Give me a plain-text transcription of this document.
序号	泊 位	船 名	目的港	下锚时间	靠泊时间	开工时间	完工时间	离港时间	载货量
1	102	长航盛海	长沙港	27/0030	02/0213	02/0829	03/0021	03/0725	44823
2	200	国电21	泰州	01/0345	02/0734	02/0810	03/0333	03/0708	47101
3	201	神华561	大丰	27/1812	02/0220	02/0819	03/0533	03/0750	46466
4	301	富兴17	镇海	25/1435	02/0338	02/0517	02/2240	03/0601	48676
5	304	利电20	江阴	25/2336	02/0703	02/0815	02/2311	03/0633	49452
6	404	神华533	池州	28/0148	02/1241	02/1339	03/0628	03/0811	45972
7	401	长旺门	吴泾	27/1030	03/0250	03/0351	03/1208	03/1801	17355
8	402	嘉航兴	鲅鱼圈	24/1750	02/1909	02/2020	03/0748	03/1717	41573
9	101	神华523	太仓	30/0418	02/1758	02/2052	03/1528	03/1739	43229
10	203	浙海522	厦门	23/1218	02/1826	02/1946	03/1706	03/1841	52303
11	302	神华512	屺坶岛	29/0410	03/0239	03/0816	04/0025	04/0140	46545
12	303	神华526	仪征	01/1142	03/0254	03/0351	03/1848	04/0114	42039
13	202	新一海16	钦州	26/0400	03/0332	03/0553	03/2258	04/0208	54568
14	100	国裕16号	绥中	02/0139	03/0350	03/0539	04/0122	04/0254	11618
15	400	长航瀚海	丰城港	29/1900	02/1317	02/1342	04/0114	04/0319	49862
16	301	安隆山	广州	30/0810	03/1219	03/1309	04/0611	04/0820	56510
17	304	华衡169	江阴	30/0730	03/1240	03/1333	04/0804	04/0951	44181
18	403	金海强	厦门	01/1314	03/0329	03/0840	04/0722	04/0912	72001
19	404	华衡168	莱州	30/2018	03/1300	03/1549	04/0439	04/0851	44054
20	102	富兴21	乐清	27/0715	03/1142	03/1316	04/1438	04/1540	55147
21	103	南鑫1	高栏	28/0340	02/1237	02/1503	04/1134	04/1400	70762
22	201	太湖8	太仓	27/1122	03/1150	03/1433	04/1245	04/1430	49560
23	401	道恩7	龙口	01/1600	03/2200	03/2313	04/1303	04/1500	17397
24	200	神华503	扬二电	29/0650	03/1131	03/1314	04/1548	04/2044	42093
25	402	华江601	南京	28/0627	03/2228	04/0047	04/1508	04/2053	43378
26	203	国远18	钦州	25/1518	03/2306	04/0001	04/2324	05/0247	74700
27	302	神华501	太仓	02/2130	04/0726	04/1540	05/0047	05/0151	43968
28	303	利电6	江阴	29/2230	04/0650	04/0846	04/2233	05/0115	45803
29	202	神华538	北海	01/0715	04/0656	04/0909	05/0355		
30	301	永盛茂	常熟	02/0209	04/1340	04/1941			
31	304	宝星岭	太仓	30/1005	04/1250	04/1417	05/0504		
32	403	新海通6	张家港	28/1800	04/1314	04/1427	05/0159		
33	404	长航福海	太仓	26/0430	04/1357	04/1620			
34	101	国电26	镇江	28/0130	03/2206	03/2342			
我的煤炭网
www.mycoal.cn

== == ==

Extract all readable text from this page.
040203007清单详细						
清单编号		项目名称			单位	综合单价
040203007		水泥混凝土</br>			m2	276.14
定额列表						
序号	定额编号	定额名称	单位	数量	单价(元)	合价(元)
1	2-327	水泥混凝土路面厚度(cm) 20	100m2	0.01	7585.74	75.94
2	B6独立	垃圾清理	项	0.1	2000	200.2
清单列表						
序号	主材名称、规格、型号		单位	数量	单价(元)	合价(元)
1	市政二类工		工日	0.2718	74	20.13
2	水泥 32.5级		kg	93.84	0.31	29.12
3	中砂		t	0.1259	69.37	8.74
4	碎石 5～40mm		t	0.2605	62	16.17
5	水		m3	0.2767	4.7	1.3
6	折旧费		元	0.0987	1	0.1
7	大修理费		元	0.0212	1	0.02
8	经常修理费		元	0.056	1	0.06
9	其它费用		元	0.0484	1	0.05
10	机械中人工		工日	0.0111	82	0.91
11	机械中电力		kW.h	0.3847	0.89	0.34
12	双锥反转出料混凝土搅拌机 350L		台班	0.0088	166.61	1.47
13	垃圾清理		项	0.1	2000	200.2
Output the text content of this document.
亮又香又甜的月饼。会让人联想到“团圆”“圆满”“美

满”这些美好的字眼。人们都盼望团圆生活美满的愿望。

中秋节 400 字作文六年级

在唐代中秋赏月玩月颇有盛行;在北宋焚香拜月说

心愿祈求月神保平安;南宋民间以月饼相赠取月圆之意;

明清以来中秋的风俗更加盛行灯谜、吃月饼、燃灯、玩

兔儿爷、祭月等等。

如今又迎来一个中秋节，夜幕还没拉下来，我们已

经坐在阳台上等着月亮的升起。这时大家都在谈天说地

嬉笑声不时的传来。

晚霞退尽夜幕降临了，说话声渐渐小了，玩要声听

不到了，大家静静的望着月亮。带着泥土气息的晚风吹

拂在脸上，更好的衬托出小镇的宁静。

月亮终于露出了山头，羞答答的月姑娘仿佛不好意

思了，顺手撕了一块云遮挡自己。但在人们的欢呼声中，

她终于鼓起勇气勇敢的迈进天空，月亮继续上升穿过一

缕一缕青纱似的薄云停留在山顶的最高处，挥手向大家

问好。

== == ==

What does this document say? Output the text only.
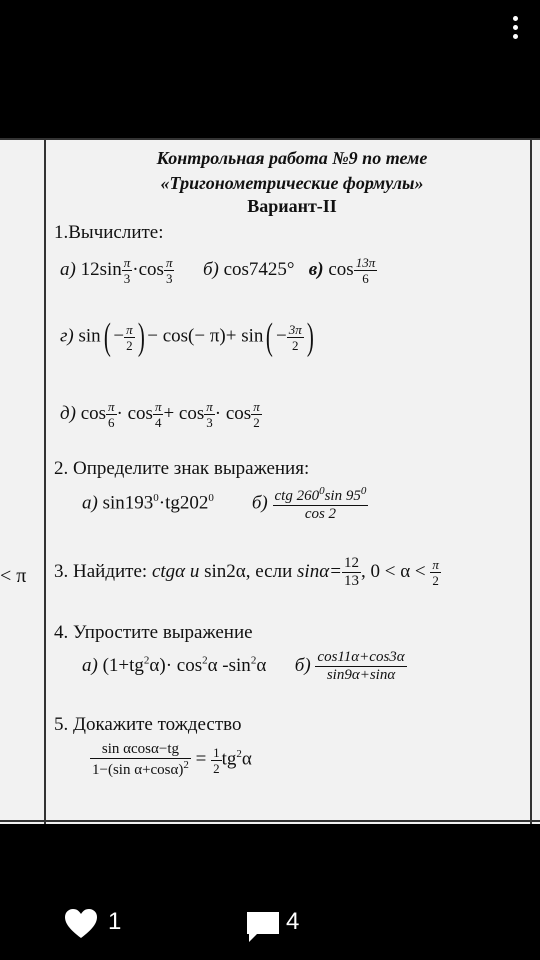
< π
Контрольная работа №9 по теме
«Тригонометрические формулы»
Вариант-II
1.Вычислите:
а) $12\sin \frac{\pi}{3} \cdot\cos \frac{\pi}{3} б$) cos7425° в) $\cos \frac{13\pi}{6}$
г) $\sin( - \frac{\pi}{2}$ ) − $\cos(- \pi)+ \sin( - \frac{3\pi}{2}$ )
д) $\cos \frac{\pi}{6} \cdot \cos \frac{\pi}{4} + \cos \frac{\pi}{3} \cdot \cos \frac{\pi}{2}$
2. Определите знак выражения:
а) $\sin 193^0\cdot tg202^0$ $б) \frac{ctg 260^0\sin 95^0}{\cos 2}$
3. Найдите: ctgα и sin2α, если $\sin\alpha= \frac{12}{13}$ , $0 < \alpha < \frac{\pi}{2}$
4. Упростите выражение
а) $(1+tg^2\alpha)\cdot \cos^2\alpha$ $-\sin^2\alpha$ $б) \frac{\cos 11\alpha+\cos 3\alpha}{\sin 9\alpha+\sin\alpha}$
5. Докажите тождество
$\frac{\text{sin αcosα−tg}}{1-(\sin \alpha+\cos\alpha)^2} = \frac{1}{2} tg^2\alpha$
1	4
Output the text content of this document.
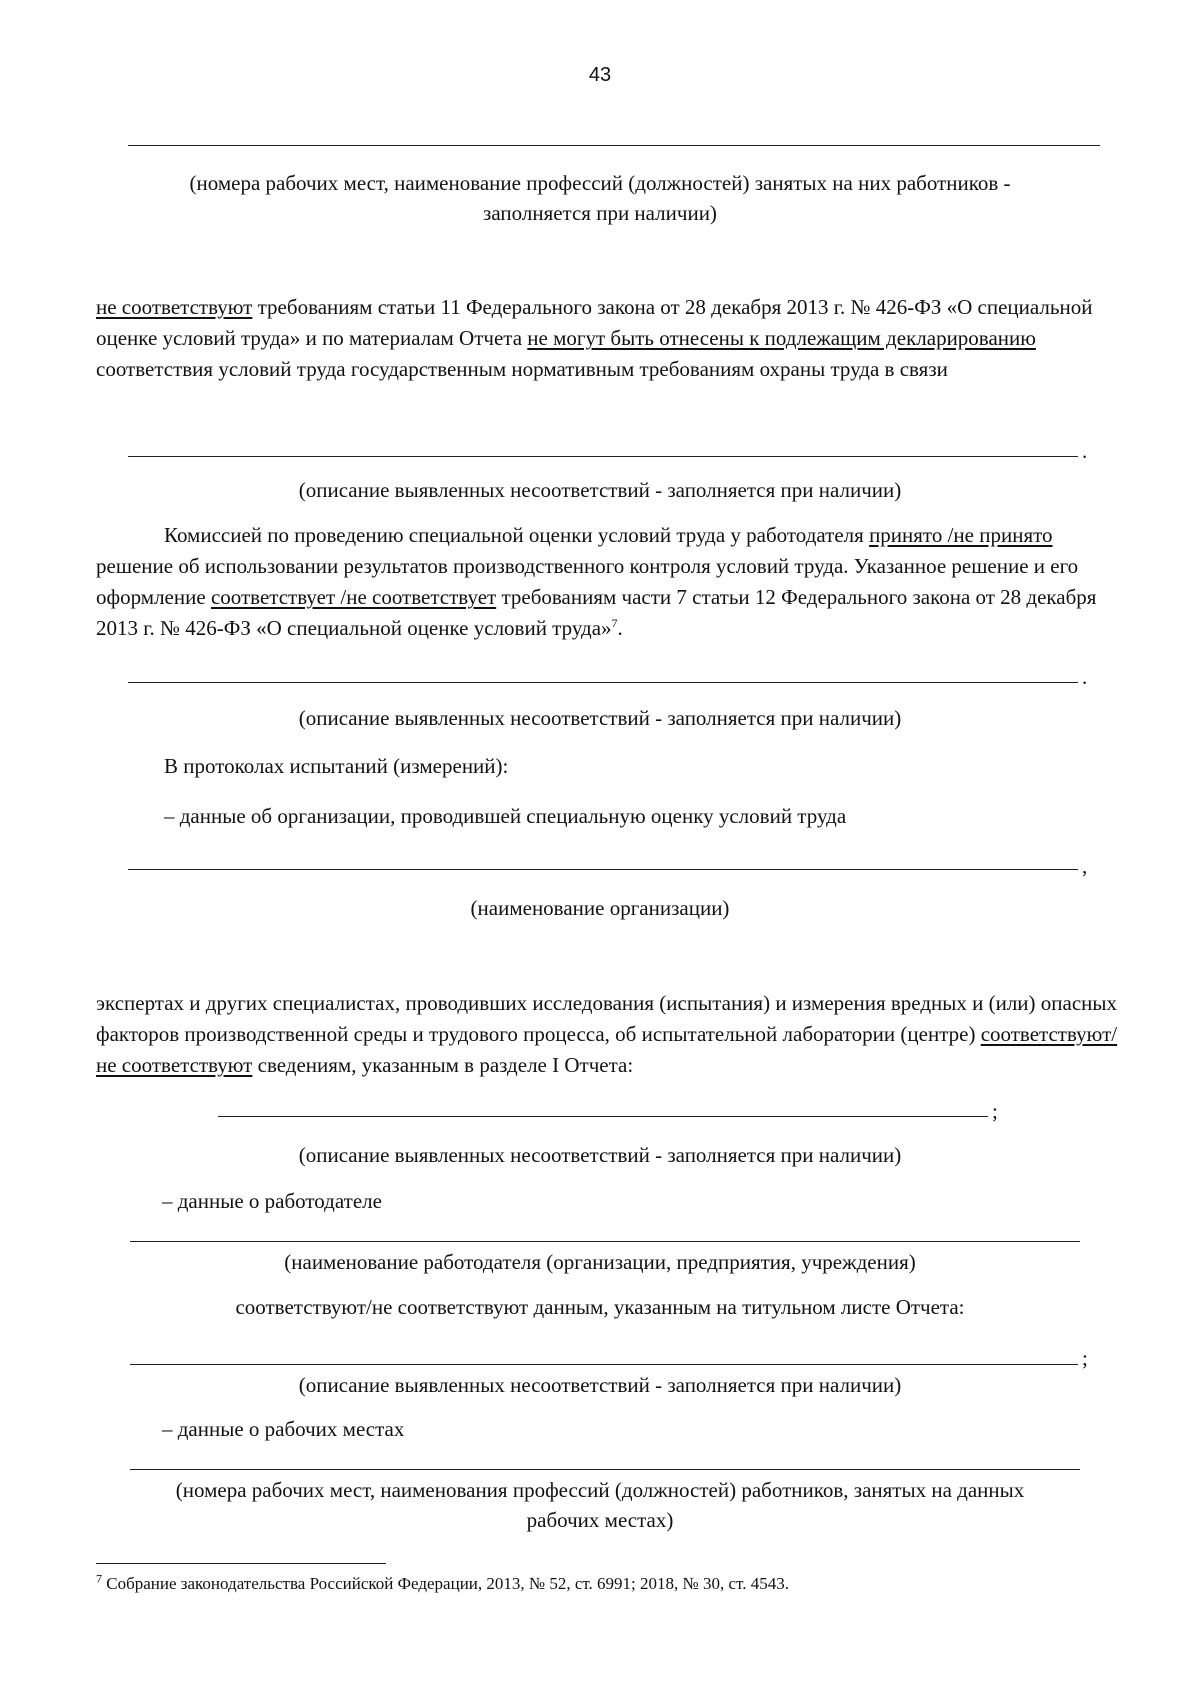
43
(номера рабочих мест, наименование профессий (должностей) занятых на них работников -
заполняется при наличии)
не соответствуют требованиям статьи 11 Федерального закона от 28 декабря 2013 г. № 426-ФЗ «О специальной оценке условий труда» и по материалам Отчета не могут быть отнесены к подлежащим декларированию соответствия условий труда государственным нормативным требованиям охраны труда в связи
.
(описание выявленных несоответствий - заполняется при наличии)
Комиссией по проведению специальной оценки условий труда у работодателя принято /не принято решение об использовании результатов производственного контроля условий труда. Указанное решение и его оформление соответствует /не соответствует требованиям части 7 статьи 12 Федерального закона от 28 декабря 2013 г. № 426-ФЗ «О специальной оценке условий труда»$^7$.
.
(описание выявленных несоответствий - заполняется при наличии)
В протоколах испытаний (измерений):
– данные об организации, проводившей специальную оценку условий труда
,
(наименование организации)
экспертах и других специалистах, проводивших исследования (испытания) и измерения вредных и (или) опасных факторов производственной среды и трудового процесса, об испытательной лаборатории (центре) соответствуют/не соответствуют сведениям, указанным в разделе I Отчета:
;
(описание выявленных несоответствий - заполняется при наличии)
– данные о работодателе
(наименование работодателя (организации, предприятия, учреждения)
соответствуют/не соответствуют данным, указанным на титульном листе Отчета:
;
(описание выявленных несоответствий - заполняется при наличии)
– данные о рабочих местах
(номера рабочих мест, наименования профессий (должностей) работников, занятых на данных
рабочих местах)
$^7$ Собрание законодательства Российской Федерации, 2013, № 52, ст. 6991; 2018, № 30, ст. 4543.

== == ==

▸ Exercise requirements
Give the number of lines in the data that contain "занятых", with no other words.

▸ Task response
2